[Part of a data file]
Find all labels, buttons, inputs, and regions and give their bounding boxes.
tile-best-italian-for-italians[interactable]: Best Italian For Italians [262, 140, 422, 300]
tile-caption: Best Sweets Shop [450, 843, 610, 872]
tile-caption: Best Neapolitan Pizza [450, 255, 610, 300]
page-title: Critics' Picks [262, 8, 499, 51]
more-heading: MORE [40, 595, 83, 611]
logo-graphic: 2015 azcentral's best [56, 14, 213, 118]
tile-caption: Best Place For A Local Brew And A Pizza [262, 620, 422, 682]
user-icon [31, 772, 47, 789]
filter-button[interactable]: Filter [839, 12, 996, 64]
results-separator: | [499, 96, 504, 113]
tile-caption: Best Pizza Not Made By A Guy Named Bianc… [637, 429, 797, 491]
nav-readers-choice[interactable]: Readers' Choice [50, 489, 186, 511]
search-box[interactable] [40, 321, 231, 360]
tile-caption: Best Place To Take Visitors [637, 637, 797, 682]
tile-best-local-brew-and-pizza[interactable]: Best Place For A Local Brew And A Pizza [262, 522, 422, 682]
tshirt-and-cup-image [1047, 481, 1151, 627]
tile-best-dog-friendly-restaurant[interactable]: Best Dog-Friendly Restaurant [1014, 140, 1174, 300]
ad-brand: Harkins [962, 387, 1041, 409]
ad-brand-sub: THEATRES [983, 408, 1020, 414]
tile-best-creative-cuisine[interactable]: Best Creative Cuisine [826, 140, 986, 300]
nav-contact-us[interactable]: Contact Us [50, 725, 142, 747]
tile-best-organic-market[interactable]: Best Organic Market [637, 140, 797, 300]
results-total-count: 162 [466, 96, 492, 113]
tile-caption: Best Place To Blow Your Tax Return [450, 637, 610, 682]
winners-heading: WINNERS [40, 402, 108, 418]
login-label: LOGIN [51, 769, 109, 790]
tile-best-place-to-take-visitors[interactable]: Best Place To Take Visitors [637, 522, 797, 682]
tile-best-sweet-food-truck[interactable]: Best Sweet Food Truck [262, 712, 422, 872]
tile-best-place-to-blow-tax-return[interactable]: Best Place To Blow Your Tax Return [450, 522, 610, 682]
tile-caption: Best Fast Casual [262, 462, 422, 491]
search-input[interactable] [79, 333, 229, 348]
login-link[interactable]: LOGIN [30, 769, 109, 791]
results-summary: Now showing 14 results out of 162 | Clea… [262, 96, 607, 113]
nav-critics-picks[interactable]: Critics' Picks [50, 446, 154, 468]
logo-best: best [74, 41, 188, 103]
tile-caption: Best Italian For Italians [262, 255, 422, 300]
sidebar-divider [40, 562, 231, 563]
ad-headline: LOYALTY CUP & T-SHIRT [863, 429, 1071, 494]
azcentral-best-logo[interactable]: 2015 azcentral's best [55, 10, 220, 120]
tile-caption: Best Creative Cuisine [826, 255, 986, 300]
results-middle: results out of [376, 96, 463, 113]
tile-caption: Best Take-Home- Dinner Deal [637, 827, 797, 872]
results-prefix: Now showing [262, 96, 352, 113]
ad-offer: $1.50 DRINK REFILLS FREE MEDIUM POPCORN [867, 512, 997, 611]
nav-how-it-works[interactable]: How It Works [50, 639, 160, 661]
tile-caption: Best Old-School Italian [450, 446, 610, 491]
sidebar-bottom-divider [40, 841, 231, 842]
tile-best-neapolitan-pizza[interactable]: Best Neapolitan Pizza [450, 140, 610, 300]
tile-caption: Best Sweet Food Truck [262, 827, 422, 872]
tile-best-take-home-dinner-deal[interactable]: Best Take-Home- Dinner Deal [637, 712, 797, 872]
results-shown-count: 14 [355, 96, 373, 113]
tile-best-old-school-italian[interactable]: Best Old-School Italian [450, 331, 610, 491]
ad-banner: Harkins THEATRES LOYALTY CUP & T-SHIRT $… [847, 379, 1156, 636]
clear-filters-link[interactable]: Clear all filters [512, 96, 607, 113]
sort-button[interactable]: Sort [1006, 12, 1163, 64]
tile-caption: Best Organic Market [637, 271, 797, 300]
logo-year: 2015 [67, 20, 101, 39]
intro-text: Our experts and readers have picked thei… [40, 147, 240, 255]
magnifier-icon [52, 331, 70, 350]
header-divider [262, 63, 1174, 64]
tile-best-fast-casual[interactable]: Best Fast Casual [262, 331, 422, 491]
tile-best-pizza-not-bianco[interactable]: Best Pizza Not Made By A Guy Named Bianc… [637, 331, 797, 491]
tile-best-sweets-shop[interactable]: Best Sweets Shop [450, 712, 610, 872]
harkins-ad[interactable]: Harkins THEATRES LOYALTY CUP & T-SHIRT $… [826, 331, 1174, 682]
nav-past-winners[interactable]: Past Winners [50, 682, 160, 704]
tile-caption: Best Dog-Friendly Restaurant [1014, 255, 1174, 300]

# WHAT YOU SHOULD DO:
Lay out every line of the material above as a numbered list, omitting any blank lines.

# EXERCISE OUTPUT:
1. Find all labels, buttons, inputs, and regions and give their bounding boxes.
2. tile-best-italian-for-italians[interactable]: Best Italian For Italians [262, 140, 422, 300]
3. tile-caption: Best Sweets Shop [450, 843, 610, 872]
4. tile-caption: Best Neapolitan Pizza [450, 255, 610, 300]
5. page-title: Critics' Picks [262, 8, 499, 51]
6. more-heading: MORE [40, 595, 83, 611]
7. logo-graphic: 2015 azcentral's best [56, 14, 213, 118]
8. tile-caption: Best Place For A Local Brew And A Pizza [262, 620, 422, 682]
9. user-icon [31, 772, 47, 789]
10. filter-button[interactable]: Filter [839, 12, 996, 64]
11. results-separator: | [499, 96, 504, 113]
12. tile-caption: Best Pizza Not Made By A Guy Named Bianc… [637, 429, 797, 491]
13. nav-readers-choice[interactable]: Readers' Choice [50, 489, 186, 511]
14. search-box[interactable] [40, 321, 231, 360]
15. tile-caption: Best Place To Take Visitors [637, 637, 797, 682]
16. tile-best-local-brew-and-pizza[interactable]: Best Place For A Local Brew And A Pizza [262, 522, 422, 682]
17. tshirt-and-cup-image [1047, 481, 1151, 627]
18. tile-best-dog-friendly-restaurant[interactable]: Best Dog-Friendly Restaurant [1014, 140, 1174, 300]
19. ad-brand: Harkins [962, 387, 1041, 409]
20. ad-brand-sub: THEATRES [983, 408, 1020, 414]
21. tile-best-creative-cuisine[interactable]: Best Creative Cuisine [826, 140, 986, 300]
22. nav-contact-us[interactable]: Contact Us [50, 725, 142, 747]
23. tile-best-organic-market[interactable]: Best Organic Market [637, 140, 797, 300]
24. results-total-count: 162 [466, 96, 492, 113]
25. tile-caption: Best Place To Blow Your Tax Return [450, 637, 610, 682]
26. winners-heading: WINNERS [40, 402, 108, 418]
27. login-label: LOGIN [51, 769, 109, 790]
28. tile-best-place-to-take-visitors[interactable]: Best Place To Take Visitors [637, 522, 797, 682]
29. tile-best-sweet-food-truck[interactable]: Best Sweet Food Truck [262, 712, 422, 872]
30. tile-best-place-to-blow-tax-return[interactable]: Best Place To Blow Your Tax Return [450, 522, 610, 682]
31. tile-caption: Best Fast Casual [262, 462, 422, 491]
32. search-input[interactable] [79, 333, 229, 348]
33. login-link[interactable]: LOGIN [30, 769, 109, 791]
34. results-summary: Now showing 14 results out of 162 | Clea… [262, 96, 607, 113]
35. nav-critics-picks[interactable]: Critics' Picks [50, 446, 154, 468]
36. logo-best: best [74, 41, 188, 103]
37. tile-caption: Best Italian For Italians [262, 255, 422, 300]
38. sidebar-divider [40, 562, 231, 563]
39. ad-headline: LOYALTY CUP & T-SHIRT [863, 429, 1071, 494]
40. azcentral-best-logo[interactable]: 2015 azcentral's best [55, 10, 220, 120]
41. tile-caption: Best Creative Cuisine [826, 255, 986, 300]
42. results-middle: results out of [376, 96, 463, 113]
43. tile-caption: Best Take-Home- Dinner Deal [637, 827, 797, 872]
44. results-prefix: Now showing [262, 96, 352, 113]
45. ad-offer: $1.50 DRINK REFILLS FREE MEDIUM POPCORN [867, 512, 997, 611]
46. nav-how-it-works[interactable]: How It Works [50, 639, 160, 661]
47. tile-caption: Best Old-School Italian [450, 446, 610, 491]
48. sidebar-bottom-divider [40, 841, 231, 842]
49. tile-best-neapolitan-pizza[interactable]: Best Neapolitan Pizza [450, 140, 610, 300]
50. tile-caption: Best Sweet Food Truck [262, 827, 422, 872]
51. tile-best-take-home-dinner-deal[interactable]: Best Take-Home- Dinner Deal [637, 712, 797, 872]
52. results-shown-count: 14 [355, 96, 373, 113]
53. tile-best-old-school-italian[interactable]: Best Old-School Italian [450, 331, 610, 491]
54. ad-banner: Harkins THEATRES LOYALTY CUP & T-SHIRT $… [847, 379, 1156, 636]
55. clear-filters-link[interactable]: Clear all filters [512, 96, 607, 113]
56. sort-button[interactable]: Sort [1006, 12, 1163, 64]
57. tile-caption: Best Organic Market [637, 271, 797, 300]
58. logo-year: 2015 [67, 20, 101, 39]
59. intro-text: Our experts and readers have picked thei… [40, 147, 240, 255]
60. magnifier-icon [52, 331, 70, 350]
61. header-divider [262, 63, 1174, 64]
62. tile-best-fast-casual[interactable]: Best Fast Casual [262, 331, 422, 491]
63. tile-best-pizza-not-bianco[interactable]: Best Pizza Not Made By A Guy Named Bianc… [637, 331, 797, 491]
64. tile-best-sweets-shop[interactable]: Best Sweets Shop [450, 712, 610, 872]
65. harkins-ad[interactable]: Harkins THEATRES LOYALTY CUP & T-SHIRT $… [826, 331, 1174, 682]
66. nav-past-winners[interactable]: Past Winners [50, 682, 160, 704]
67. tile-caption: Best Dog-Friendly Restaurant [1014, 255, 1174, 300]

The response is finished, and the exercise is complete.